The problem - Copy the rows starting at the first one and ending at the row containing "eq-3: y₁ + c(2h)³", with "estimated error" changed to "approximate error" and nothing else altered.

Material provided -

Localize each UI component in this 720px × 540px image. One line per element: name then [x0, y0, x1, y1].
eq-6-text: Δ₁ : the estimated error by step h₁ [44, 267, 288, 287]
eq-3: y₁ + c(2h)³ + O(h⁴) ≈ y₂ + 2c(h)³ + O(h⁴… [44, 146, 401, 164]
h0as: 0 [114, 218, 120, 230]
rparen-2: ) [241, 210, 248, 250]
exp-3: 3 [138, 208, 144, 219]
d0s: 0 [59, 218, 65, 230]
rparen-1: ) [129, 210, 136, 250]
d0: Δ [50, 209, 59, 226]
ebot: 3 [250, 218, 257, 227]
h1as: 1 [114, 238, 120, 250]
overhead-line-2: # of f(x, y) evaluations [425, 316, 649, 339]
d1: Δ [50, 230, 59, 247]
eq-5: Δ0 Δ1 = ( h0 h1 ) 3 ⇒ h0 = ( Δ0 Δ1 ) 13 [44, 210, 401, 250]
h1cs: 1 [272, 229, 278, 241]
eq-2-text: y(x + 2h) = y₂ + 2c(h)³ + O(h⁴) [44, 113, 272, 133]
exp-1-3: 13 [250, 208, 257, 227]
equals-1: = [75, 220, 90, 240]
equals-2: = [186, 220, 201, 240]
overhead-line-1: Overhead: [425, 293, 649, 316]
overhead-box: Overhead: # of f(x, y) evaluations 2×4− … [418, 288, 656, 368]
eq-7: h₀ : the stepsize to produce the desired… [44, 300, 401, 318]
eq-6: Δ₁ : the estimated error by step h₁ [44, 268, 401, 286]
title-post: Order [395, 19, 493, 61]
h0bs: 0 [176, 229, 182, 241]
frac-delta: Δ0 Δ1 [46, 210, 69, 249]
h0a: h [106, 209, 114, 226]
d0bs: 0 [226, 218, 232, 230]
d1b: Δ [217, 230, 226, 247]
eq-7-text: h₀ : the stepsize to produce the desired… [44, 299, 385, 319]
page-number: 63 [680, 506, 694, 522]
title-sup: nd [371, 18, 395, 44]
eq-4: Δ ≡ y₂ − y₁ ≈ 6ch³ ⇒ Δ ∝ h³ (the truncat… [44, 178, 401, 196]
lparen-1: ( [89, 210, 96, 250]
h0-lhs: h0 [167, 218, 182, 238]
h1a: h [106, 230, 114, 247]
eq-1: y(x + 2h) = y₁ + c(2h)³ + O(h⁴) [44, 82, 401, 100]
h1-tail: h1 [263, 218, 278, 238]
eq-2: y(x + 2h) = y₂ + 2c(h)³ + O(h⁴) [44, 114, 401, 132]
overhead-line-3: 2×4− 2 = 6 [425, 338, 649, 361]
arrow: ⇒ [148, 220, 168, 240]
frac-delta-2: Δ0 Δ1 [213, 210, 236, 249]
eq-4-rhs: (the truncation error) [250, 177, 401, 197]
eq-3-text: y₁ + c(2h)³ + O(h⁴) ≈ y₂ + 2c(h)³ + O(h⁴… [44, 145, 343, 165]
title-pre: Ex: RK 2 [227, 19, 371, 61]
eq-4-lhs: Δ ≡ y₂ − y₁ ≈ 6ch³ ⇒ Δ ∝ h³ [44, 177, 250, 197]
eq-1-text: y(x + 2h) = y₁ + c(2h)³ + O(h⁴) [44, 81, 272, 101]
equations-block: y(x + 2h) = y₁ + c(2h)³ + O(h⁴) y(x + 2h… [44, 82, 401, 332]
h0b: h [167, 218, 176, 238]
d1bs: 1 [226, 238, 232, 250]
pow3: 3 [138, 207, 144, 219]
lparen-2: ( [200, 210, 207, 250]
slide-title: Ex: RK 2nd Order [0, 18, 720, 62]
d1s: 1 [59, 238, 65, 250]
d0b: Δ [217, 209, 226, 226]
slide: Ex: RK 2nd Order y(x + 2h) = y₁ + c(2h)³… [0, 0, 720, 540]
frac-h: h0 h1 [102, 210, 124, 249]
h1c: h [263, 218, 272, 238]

Correct answer -
Localize each UI component in this 720px × 540px image. One line per element: name then [x0, y0, x1, y1].
eq-6-text: Δ₁ : the approximate error by step h₁ [44, 267, 288, 287]
eq-3: y₁ + c(2h)³ + O(h⁴) ≈ y₂ + 2c(h)³ + O(h⁴… [44, 146, 401, 164]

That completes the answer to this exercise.